> Challenge
Go through the data below line by line and count those containing the word "còrtex". Reply with the count only.

> Record set
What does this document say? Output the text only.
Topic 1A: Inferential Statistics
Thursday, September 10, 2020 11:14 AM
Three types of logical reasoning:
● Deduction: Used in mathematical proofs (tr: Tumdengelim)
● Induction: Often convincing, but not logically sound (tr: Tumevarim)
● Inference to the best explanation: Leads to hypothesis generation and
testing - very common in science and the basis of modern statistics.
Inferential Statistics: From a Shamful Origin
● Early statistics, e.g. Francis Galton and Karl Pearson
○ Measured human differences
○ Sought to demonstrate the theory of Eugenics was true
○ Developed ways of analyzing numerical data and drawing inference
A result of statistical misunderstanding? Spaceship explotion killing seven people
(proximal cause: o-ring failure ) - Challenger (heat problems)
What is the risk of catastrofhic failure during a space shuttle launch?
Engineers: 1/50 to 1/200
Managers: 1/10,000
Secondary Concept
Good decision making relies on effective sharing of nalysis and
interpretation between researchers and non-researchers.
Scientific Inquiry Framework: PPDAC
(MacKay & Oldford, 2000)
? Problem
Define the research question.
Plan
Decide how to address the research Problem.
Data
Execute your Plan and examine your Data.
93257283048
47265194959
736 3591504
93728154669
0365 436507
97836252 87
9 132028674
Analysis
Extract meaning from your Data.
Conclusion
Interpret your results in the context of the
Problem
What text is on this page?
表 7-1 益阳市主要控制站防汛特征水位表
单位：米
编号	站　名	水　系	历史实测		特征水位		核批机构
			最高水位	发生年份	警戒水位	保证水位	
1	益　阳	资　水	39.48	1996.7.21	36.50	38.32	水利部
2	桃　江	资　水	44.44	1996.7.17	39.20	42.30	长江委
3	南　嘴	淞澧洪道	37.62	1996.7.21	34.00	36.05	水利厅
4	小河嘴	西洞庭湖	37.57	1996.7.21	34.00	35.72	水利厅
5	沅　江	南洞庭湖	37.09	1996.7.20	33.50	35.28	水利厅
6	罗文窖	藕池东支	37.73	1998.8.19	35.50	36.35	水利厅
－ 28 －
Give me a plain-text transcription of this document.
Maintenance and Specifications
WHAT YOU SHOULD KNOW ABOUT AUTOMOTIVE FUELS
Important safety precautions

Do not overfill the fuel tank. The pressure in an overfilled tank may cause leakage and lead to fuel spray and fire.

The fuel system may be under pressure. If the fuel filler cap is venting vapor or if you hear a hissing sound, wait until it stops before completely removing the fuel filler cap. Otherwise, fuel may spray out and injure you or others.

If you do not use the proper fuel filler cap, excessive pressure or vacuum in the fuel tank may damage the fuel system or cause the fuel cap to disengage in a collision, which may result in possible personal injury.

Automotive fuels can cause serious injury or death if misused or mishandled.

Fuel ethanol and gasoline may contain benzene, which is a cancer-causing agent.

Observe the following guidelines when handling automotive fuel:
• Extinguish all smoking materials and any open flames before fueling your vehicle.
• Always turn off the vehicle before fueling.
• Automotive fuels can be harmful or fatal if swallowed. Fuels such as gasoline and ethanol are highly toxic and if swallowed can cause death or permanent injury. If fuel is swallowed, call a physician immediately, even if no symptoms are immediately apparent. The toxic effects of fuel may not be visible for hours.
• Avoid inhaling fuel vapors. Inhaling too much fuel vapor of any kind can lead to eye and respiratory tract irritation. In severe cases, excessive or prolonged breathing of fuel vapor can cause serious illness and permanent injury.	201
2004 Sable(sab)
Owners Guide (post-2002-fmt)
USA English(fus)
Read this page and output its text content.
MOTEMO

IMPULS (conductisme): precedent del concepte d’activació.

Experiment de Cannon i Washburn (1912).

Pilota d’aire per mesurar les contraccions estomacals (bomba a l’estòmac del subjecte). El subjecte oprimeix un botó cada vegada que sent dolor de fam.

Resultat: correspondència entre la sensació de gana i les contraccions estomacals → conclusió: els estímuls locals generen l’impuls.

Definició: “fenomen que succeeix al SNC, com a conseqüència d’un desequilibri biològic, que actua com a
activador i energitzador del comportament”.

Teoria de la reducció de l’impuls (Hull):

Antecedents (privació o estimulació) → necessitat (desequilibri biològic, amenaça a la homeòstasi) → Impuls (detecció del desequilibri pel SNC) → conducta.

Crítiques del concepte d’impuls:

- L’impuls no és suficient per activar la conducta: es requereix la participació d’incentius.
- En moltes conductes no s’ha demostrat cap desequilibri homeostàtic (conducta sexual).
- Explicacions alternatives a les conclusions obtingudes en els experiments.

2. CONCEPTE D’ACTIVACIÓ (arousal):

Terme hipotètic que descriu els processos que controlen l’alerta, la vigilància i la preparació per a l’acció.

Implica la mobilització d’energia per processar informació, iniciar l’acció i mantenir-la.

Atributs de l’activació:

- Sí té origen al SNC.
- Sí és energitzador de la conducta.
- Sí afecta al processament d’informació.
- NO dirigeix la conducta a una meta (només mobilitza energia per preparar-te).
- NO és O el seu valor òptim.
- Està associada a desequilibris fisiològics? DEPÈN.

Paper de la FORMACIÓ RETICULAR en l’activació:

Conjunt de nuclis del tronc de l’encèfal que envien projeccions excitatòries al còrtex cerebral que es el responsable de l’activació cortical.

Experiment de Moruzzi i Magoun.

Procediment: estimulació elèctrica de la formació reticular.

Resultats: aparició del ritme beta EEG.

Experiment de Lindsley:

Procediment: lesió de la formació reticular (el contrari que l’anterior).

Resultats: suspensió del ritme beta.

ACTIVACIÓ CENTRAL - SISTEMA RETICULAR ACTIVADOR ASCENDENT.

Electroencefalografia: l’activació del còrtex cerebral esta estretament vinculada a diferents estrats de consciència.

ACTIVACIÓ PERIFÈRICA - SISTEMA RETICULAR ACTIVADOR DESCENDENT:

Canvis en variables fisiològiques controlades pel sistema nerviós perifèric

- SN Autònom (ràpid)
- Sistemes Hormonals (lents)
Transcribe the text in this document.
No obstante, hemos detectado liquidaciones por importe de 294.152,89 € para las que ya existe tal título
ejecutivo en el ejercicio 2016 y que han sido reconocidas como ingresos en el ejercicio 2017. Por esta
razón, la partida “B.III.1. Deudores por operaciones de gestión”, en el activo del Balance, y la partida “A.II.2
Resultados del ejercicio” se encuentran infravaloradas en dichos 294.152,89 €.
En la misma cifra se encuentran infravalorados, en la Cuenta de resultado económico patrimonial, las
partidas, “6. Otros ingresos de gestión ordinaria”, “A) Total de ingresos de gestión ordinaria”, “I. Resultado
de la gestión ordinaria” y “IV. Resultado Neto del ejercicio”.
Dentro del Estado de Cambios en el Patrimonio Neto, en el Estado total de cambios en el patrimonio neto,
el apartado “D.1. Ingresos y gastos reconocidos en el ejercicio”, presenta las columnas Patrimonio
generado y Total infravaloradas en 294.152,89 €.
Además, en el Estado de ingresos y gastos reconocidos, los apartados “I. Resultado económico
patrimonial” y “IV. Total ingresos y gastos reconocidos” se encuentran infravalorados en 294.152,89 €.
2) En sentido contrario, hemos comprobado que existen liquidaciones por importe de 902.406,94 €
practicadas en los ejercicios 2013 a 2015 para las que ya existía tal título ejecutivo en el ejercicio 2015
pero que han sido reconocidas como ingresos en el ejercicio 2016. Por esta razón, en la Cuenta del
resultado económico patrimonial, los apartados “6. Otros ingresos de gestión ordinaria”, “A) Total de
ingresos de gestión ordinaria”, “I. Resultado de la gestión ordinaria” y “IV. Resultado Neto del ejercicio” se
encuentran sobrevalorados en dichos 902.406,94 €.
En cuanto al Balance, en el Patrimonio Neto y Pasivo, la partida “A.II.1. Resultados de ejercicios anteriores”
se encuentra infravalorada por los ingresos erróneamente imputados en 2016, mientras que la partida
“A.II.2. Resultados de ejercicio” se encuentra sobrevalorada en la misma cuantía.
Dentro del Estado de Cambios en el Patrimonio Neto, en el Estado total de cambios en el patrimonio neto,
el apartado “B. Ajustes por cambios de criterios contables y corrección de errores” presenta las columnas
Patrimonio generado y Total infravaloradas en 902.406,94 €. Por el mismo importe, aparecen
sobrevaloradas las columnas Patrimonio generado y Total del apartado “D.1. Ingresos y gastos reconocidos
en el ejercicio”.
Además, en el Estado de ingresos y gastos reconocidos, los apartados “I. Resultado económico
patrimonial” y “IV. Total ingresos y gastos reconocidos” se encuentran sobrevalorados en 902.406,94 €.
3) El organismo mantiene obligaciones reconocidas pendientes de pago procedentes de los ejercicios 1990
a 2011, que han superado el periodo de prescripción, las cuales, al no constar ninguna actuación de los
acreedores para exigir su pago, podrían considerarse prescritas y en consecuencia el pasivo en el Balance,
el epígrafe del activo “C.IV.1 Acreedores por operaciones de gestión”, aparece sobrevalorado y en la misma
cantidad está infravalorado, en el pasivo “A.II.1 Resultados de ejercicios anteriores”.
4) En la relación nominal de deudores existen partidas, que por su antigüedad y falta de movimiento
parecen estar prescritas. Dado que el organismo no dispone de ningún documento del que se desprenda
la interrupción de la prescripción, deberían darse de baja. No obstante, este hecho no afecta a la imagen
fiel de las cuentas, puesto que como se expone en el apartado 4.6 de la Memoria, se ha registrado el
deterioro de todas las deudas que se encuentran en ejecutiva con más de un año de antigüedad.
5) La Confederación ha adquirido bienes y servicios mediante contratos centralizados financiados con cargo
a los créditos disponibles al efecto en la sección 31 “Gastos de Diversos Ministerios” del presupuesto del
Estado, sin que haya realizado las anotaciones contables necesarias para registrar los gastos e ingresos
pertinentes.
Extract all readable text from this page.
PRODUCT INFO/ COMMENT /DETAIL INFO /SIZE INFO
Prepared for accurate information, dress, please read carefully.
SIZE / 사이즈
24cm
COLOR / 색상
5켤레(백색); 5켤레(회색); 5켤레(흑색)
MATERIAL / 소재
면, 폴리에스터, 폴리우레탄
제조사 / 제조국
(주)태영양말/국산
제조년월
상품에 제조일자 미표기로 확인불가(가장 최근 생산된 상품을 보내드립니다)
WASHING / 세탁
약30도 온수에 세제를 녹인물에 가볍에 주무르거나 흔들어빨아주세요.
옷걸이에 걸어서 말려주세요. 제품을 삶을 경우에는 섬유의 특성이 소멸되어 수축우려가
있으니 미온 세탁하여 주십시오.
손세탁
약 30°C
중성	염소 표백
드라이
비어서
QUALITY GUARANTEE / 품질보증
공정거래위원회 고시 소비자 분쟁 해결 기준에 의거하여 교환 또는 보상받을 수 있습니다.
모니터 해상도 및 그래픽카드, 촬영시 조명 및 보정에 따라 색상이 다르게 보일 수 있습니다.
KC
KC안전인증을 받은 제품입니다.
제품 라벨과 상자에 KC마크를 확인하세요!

> Task output
2